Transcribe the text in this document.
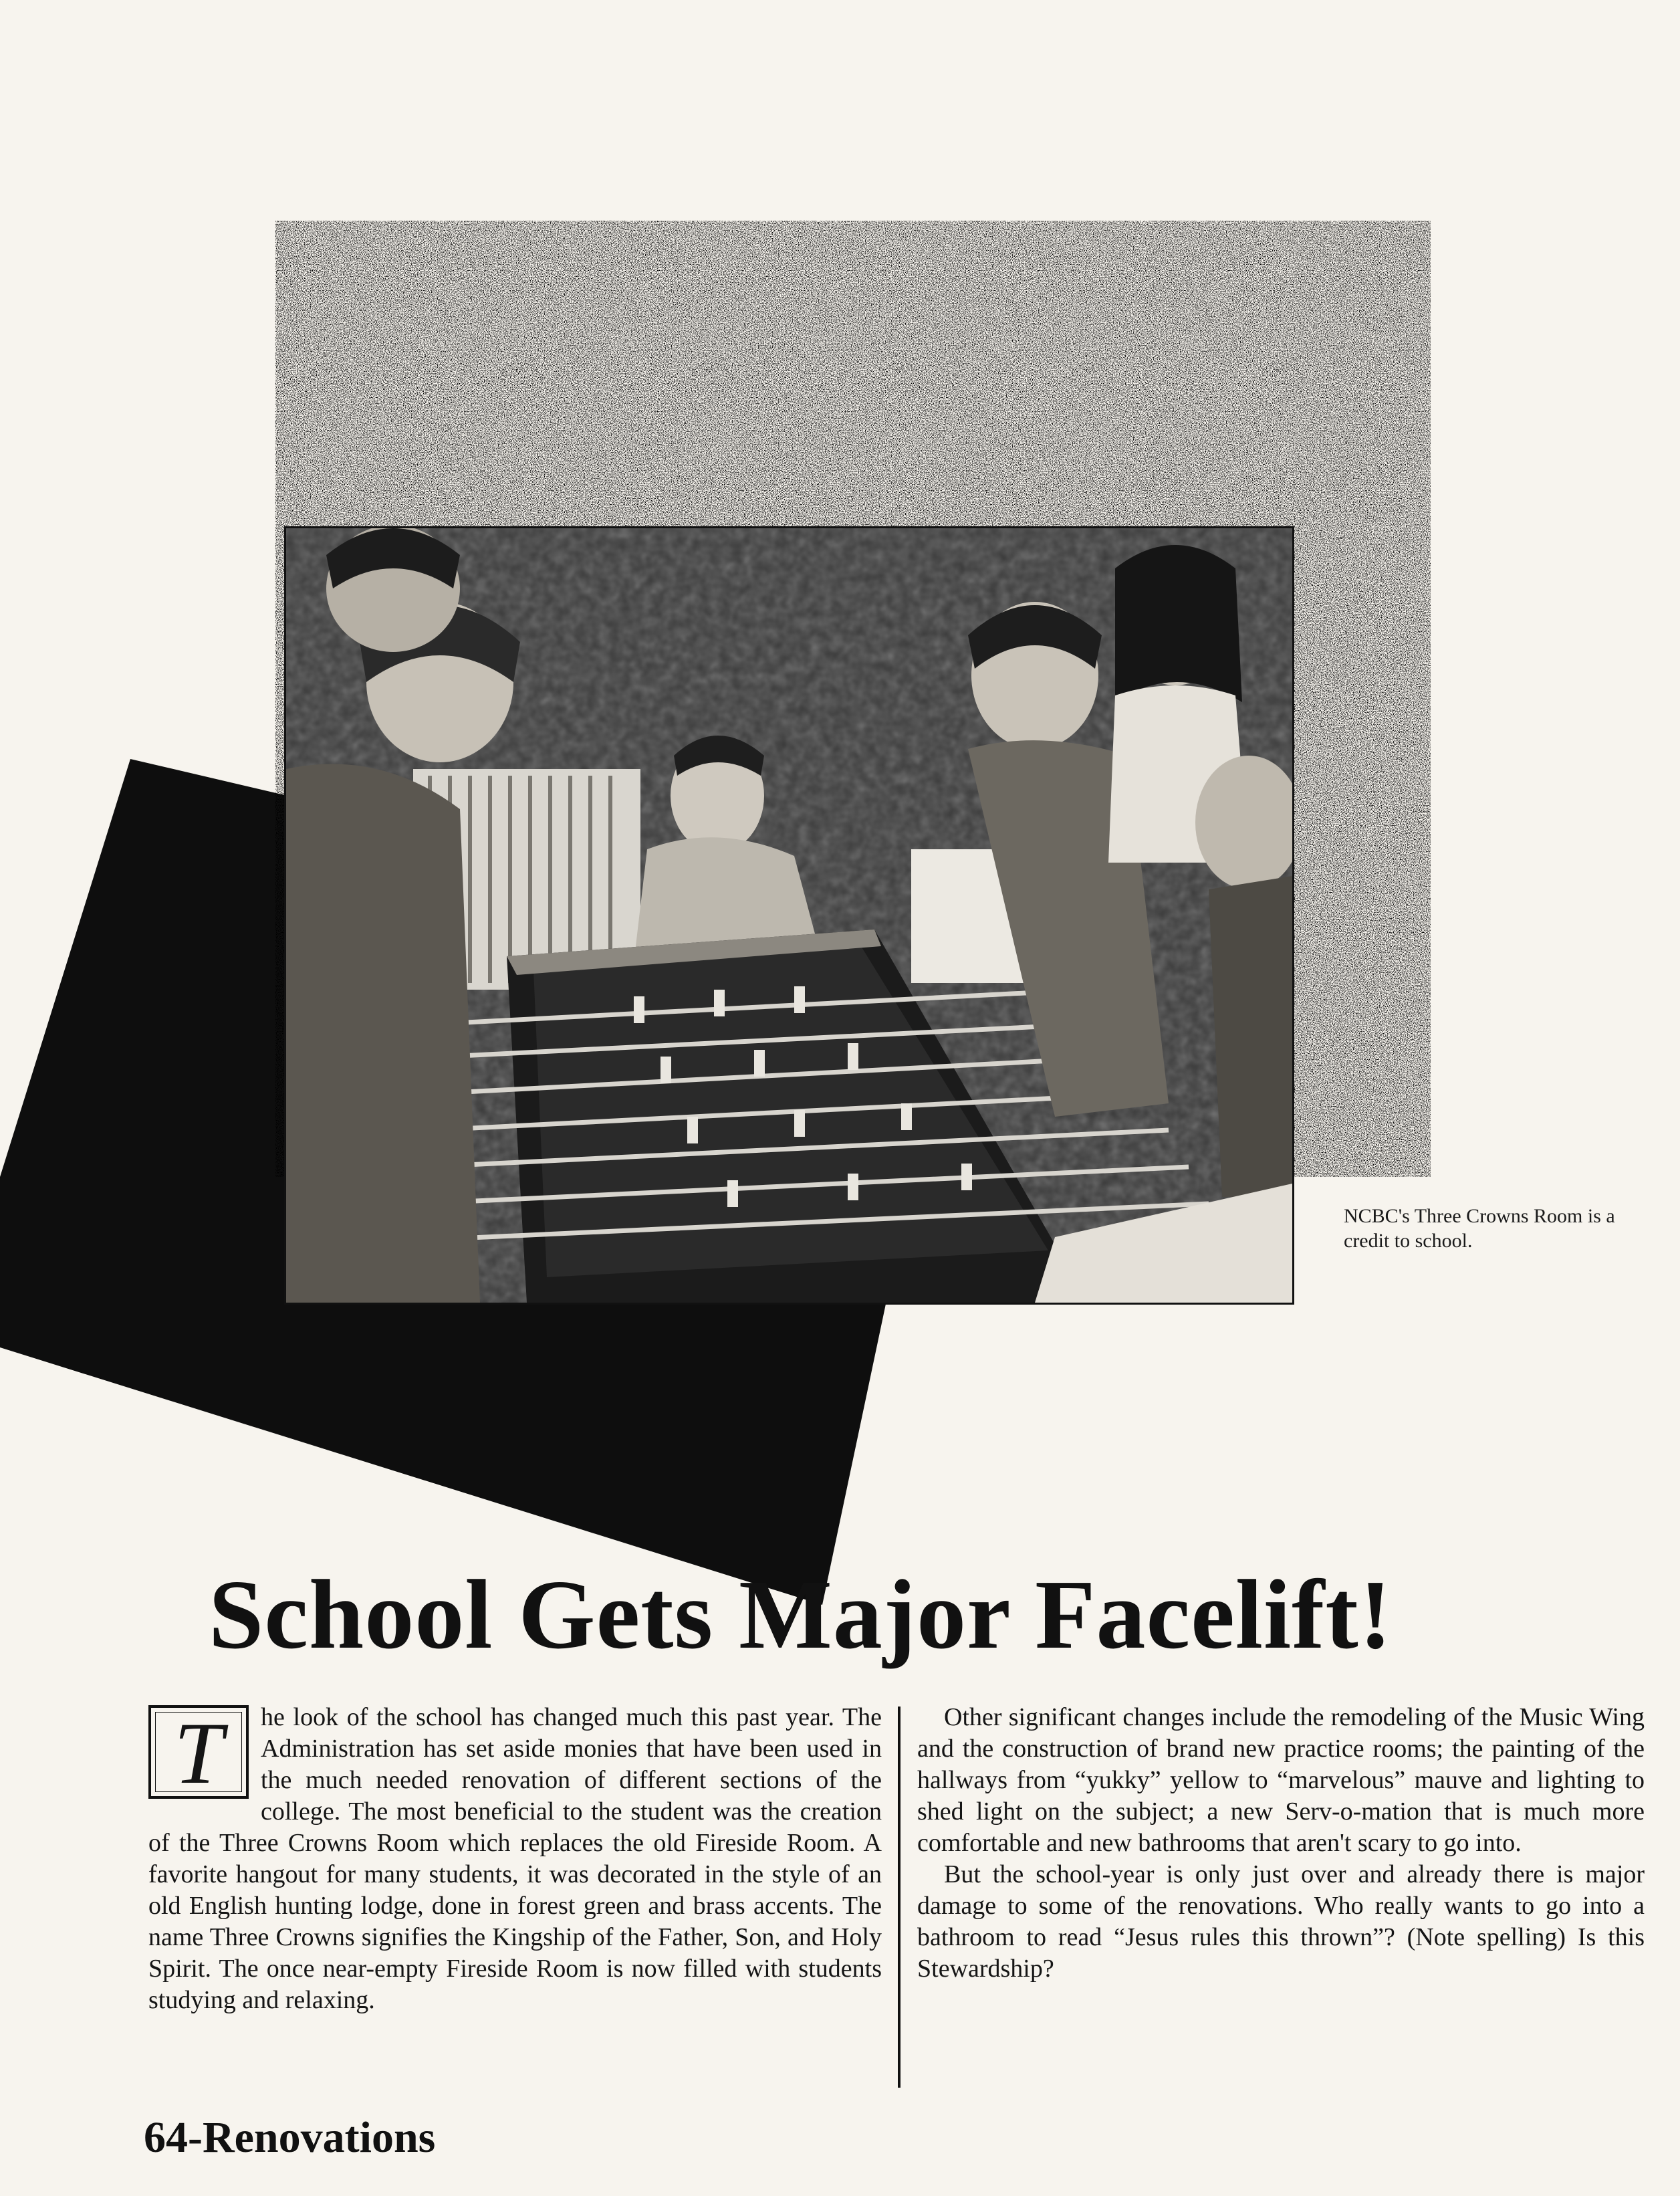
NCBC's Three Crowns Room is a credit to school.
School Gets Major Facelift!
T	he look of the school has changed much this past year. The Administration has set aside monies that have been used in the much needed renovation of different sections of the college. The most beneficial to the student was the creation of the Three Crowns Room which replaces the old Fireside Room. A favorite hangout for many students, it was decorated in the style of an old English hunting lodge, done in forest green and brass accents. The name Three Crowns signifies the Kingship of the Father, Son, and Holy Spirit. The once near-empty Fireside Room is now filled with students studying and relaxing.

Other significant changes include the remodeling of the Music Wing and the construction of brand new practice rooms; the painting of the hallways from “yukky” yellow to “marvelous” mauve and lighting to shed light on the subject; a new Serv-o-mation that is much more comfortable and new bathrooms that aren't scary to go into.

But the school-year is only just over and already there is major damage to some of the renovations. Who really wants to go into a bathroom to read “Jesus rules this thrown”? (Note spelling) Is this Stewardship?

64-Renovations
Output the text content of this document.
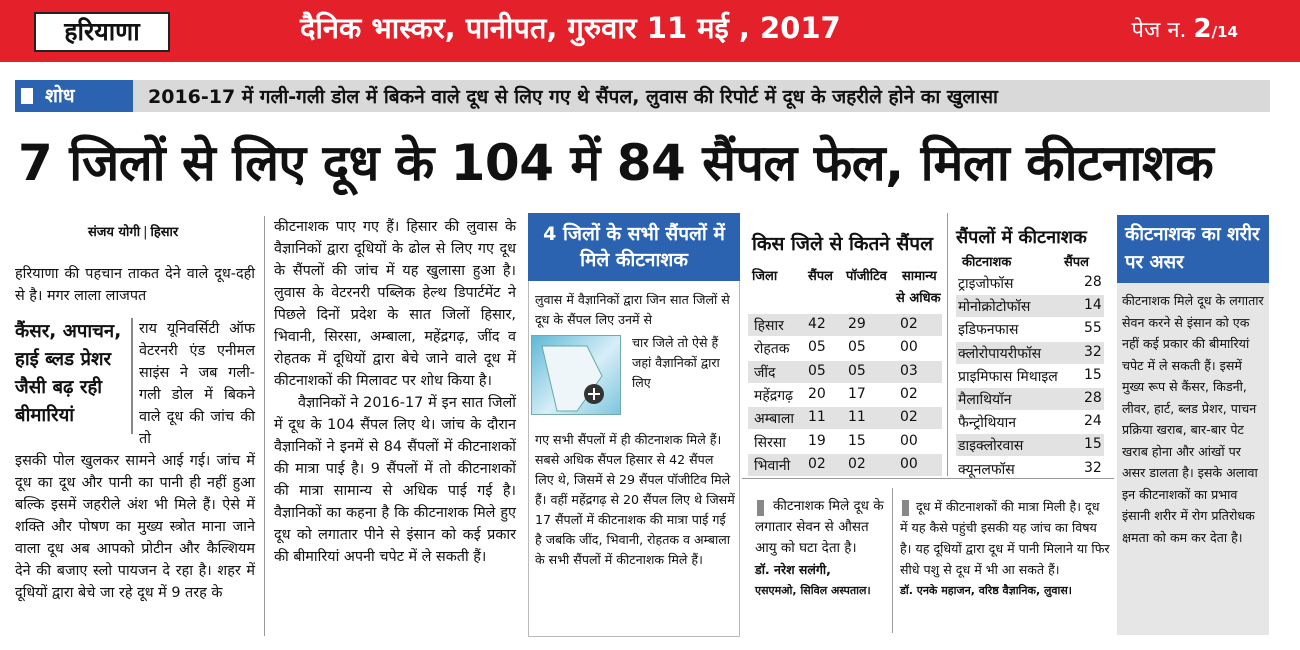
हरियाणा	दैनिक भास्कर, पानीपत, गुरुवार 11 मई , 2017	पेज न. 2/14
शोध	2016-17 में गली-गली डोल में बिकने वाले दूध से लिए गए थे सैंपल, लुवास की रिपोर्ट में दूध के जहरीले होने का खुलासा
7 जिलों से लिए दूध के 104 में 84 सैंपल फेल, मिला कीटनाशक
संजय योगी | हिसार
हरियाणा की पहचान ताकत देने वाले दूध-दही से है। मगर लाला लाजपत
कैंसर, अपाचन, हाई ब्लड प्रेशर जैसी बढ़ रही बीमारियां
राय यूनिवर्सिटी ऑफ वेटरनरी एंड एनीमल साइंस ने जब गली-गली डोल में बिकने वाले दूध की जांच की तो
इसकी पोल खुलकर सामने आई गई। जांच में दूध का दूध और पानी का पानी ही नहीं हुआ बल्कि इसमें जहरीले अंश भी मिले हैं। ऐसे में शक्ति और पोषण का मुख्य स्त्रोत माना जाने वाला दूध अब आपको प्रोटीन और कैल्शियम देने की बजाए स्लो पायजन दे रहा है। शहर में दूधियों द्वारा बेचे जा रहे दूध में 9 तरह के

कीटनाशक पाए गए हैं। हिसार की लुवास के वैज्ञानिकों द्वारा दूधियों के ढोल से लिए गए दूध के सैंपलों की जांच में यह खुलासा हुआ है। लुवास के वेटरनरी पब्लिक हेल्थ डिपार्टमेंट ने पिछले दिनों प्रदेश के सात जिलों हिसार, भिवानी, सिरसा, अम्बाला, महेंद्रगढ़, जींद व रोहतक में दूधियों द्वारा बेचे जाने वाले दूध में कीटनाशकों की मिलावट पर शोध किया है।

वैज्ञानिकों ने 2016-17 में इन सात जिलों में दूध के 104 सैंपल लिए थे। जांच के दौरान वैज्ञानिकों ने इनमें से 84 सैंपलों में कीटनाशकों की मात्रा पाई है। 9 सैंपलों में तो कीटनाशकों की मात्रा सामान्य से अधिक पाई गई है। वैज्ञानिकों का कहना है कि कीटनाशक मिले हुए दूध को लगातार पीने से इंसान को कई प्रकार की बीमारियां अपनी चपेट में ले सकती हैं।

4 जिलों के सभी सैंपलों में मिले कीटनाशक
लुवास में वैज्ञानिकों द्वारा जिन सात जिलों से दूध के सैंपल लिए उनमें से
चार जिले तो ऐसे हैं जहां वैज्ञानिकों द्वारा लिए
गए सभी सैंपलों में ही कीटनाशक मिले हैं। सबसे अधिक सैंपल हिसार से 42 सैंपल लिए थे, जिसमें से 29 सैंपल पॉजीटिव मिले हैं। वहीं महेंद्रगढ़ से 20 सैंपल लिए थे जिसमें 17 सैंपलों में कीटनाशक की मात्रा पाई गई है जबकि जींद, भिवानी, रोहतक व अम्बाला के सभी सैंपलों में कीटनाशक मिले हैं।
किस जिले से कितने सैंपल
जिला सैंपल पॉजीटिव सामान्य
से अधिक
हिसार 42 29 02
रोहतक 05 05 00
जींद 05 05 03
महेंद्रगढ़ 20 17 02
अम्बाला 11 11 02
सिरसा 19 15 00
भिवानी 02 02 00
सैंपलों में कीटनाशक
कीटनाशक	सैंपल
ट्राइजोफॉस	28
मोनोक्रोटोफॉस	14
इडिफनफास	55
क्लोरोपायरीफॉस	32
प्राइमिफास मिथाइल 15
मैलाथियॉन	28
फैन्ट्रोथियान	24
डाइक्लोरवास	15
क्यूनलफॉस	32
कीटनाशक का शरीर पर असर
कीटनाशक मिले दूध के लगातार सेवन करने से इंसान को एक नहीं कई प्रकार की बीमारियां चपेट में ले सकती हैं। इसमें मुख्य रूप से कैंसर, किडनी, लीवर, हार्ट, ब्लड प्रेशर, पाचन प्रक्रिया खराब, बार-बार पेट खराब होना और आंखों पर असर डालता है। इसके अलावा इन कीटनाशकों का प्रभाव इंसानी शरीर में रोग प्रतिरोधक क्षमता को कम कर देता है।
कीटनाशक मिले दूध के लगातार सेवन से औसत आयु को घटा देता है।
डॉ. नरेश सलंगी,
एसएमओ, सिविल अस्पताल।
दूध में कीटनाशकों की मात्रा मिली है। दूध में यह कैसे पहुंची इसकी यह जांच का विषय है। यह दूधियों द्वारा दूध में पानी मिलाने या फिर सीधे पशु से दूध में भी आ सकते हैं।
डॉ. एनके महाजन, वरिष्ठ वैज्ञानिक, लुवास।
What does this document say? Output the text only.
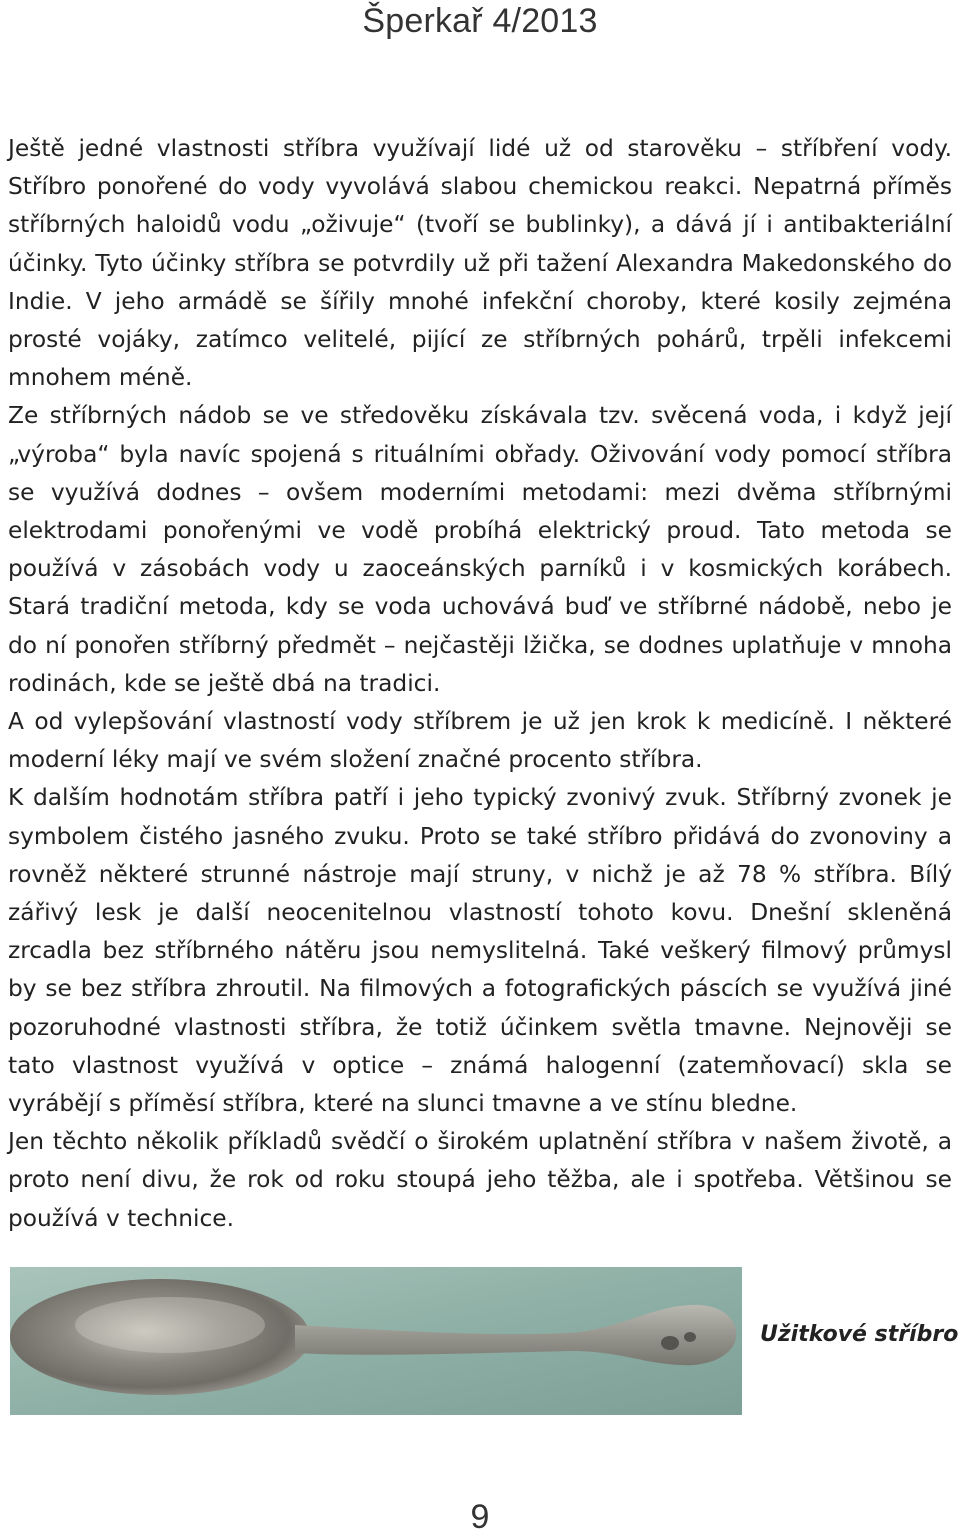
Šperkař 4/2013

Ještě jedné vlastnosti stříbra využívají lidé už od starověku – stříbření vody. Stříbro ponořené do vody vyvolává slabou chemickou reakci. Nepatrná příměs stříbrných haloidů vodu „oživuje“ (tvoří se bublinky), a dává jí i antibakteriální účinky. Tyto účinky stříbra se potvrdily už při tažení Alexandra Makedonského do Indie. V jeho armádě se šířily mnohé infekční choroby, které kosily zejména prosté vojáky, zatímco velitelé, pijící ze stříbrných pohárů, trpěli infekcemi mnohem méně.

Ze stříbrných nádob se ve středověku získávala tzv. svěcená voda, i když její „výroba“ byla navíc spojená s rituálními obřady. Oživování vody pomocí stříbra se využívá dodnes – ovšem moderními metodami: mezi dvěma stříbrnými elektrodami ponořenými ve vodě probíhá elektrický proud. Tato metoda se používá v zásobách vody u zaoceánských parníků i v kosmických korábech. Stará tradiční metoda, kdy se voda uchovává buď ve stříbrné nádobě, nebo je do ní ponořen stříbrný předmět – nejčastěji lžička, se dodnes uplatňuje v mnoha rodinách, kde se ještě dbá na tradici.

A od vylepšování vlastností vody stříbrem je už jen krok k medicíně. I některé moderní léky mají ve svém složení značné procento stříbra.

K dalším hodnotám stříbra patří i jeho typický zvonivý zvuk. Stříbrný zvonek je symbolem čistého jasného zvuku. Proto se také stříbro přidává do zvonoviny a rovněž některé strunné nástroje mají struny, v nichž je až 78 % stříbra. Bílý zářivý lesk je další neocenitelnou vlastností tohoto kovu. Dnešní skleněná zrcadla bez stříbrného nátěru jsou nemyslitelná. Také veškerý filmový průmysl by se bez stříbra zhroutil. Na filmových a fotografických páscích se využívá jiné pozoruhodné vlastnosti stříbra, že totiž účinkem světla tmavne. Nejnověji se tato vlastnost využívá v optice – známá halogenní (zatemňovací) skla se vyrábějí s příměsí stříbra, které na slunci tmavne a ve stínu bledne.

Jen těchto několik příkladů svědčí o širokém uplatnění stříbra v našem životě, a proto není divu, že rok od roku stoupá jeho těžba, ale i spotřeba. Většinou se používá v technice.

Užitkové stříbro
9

## AIM OF THE TASK
Look for the word "only" in every line of the listing and copy the lines that have it.

## TASK RESULT
But the school-year is only just over and already there is major damage to some of the renovations. Who really wants to go into a bathroom to read “Jesus rules this thrown”? (Note spelling) Is this Stewardship?
What does this document say? Output the text only.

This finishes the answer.